_WHAT THE EXERCISE ASKS_
Every line below that mentions the word "document" should be copied out.

** start RECORDS FOR THE TASK **

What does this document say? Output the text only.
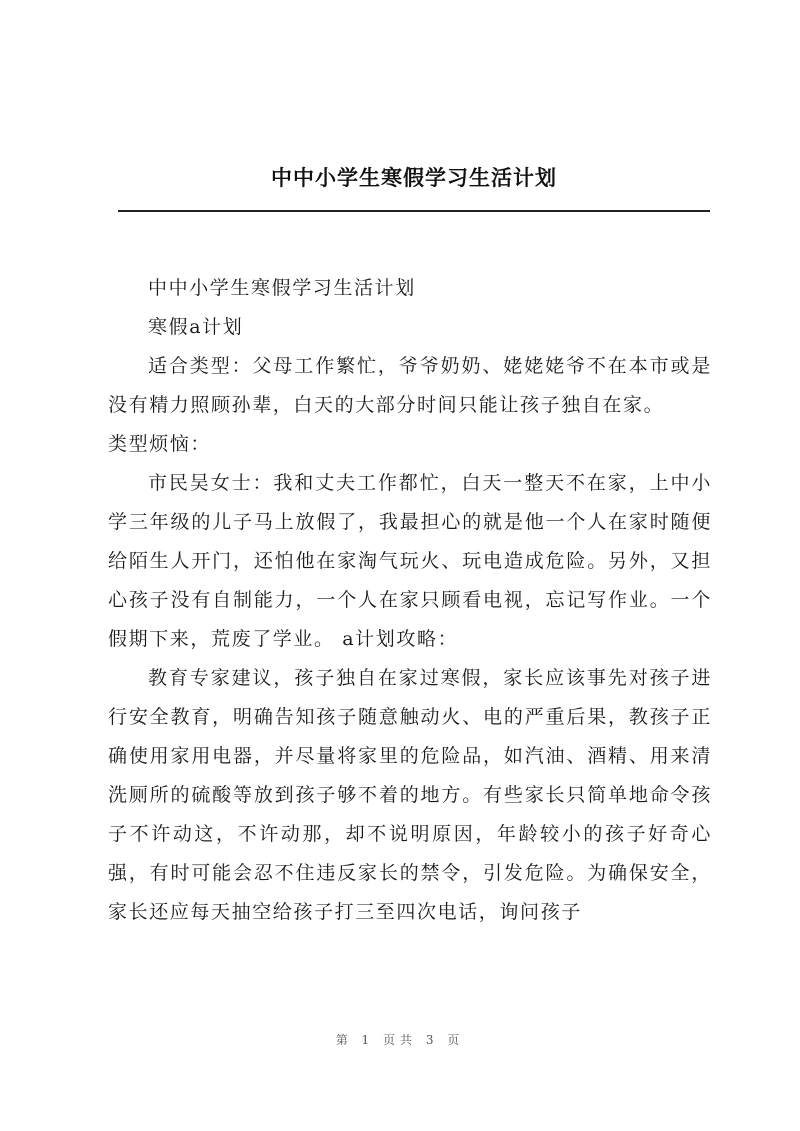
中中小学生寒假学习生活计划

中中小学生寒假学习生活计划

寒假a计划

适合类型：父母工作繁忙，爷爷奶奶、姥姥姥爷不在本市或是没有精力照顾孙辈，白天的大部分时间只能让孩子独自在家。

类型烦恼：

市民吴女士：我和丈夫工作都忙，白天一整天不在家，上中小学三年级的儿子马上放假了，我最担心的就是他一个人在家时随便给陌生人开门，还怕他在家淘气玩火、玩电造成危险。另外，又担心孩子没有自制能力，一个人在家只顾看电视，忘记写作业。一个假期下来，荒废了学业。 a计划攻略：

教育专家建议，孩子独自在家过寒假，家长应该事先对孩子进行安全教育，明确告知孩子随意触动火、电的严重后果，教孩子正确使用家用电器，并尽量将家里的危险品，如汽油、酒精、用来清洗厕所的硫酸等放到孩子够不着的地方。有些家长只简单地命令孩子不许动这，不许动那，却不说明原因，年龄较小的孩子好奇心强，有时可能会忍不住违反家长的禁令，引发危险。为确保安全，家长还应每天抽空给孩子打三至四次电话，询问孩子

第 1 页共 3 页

** end RECORDS FOR THE TASK **
** start RECORDS FOR THE TASK **

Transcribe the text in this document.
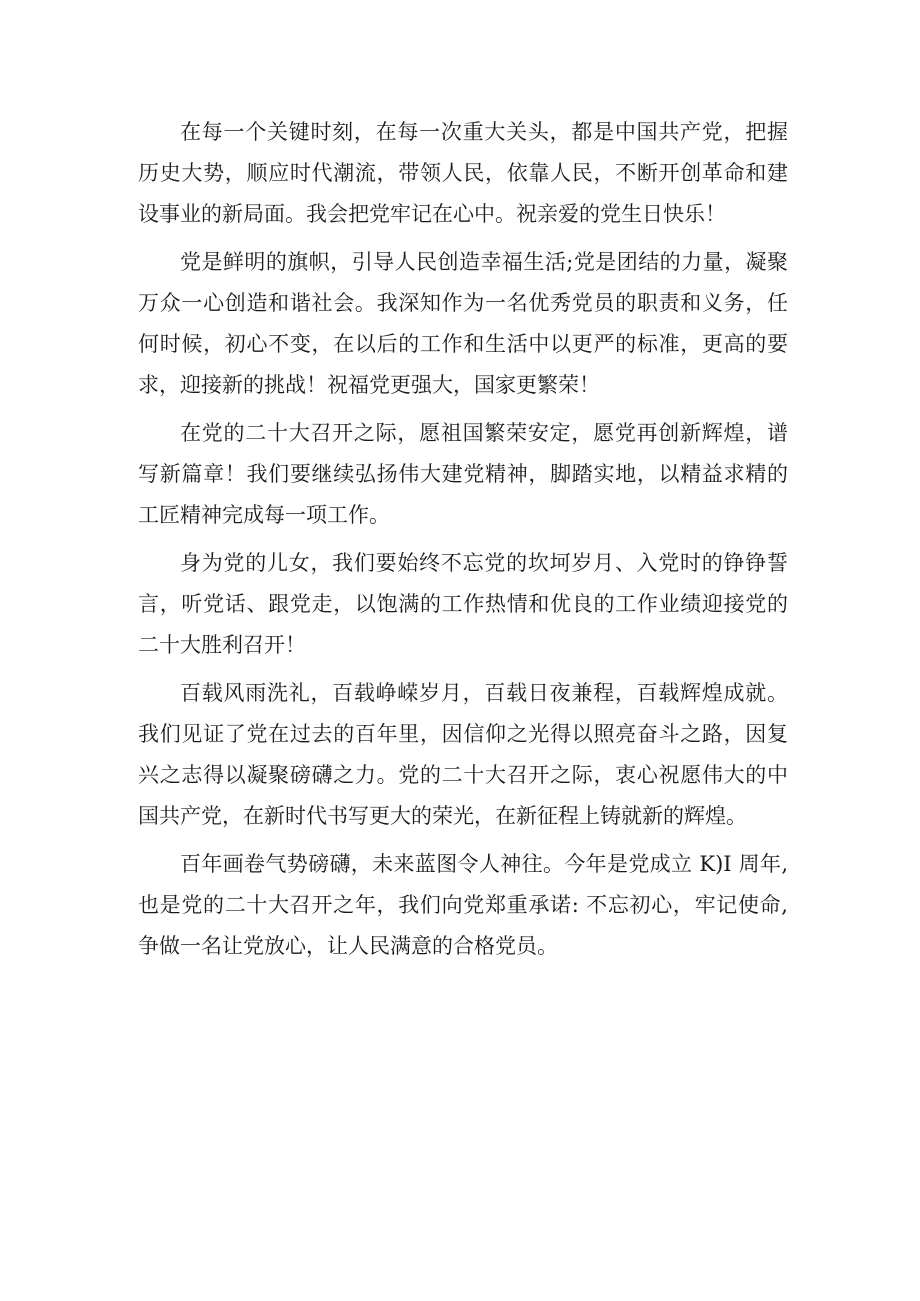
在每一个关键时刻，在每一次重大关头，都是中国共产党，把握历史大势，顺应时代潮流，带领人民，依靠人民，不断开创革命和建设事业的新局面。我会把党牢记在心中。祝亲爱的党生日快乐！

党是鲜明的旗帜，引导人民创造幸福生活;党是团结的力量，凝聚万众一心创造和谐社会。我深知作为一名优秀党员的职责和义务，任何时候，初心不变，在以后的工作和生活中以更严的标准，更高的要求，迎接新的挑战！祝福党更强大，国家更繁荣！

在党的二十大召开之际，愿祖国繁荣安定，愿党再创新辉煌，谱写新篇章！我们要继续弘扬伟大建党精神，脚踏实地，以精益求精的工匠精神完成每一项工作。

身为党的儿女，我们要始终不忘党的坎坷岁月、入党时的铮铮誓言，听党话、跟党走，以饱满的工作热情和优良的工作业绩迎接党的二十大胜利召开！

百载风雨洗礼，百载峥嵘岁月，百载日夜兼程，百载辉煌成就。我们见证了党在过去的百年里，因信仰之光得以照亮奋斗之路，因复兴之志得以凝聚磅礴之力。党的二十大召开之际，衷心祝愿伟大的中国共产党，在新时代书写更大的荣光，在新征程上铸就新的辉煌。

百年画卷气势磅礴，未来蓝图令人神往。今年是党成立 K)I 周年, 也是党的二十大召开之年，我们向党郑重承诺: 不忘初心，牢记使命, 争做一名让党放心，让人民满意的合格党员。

** end RECORDS FOR THE TASK **

_TASK SOLUTION_
What does this document say? Output the text only.
Transcribe the text in this document.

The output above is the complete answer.